■ EXERCISE DESCRIPTION:
Locate every line below that contains the word "name" and copy it.

** START THE DATA **

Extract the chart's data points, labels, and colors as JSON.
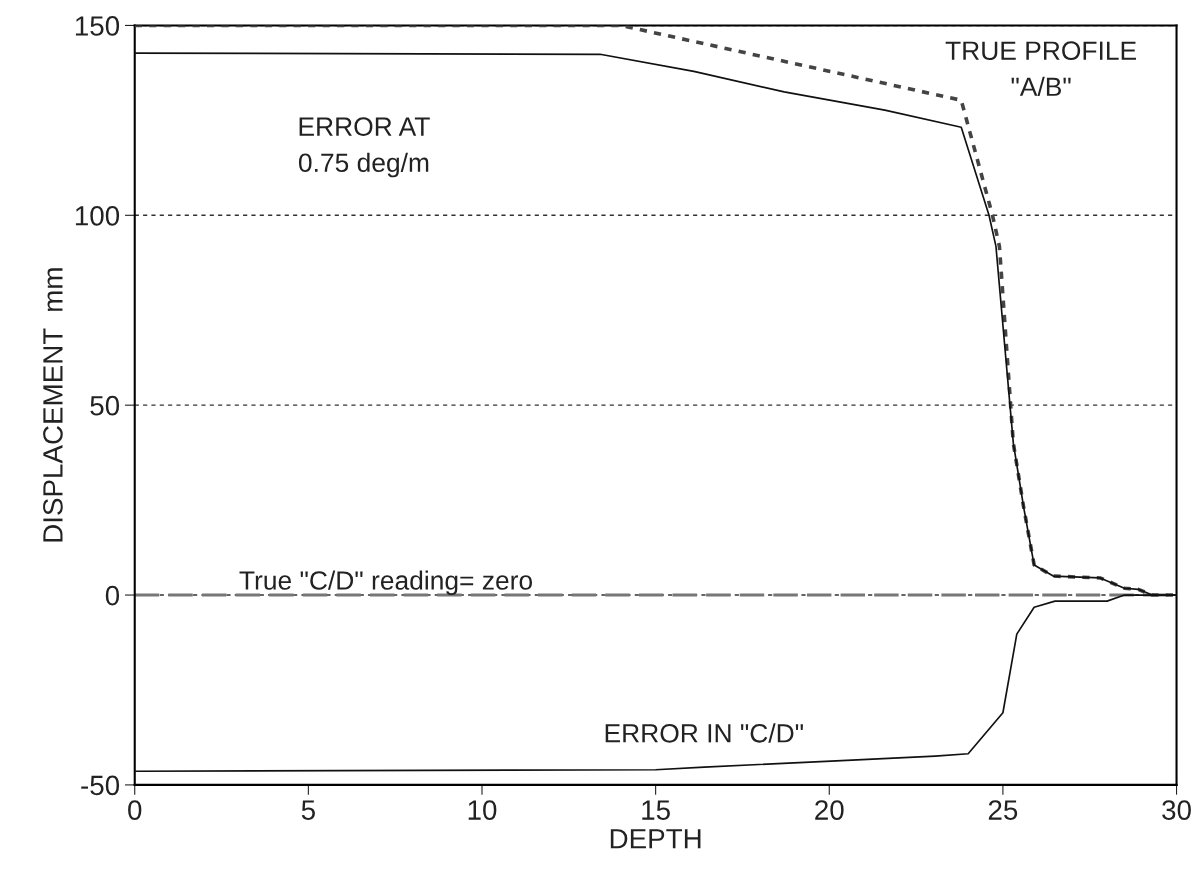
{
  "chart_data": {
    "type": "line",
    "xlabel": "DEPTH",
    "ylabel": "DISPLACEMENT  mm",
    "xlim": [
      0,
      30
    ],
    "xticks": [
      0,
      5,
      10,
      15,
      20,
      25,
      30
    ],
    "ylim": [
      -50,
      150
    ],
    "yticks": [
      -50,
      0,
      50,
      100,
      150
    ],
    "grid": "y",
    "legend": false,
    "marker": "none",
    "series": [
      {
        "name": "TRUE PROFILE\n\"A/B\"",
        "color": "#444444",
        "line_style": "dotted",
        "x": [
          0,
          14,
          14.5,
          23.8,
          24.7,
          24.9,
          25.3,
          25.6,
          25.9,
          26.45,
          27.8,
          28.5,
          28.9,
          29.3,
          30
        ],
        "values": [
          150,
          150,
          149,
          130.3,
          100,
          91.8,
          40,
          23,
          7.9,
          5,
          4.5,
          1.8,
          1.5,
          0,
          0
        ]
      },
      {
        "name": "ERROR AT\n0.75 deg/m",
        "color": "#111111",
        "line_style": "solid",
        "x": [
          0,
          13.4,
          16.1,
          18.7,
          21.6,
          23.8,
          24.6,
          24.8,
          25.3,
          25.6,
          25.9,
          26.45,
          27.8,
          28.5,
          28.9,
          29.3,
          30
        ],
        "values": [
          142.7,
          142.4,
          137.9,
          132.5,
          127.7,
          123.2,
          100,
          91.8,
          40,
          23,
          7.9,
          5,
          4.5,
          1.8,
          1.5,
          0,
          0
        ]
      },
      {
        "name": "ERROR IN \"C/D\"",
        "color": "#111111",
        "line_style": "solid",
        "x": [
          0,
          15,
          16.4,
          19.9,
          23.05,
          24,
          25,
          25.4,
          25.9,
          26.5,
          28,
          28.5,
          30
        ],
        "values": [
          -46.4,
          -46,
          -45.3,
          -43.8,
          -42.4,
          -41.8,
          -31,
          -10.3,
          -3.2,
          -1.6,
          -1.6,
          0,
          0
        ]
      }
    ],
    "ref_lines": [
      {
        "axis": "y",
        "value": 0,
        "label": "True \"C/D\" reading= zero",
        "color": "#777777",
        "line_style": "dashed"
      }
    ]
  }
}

** END THE DATA **

■ RESULT OF THIS TASK:
        "name": "TRUE PROFILE\n\"A/B\"",
        "name": "ERROR AT\n0.75 deg/m",
        "name": "ERROR IN \"C/D\"",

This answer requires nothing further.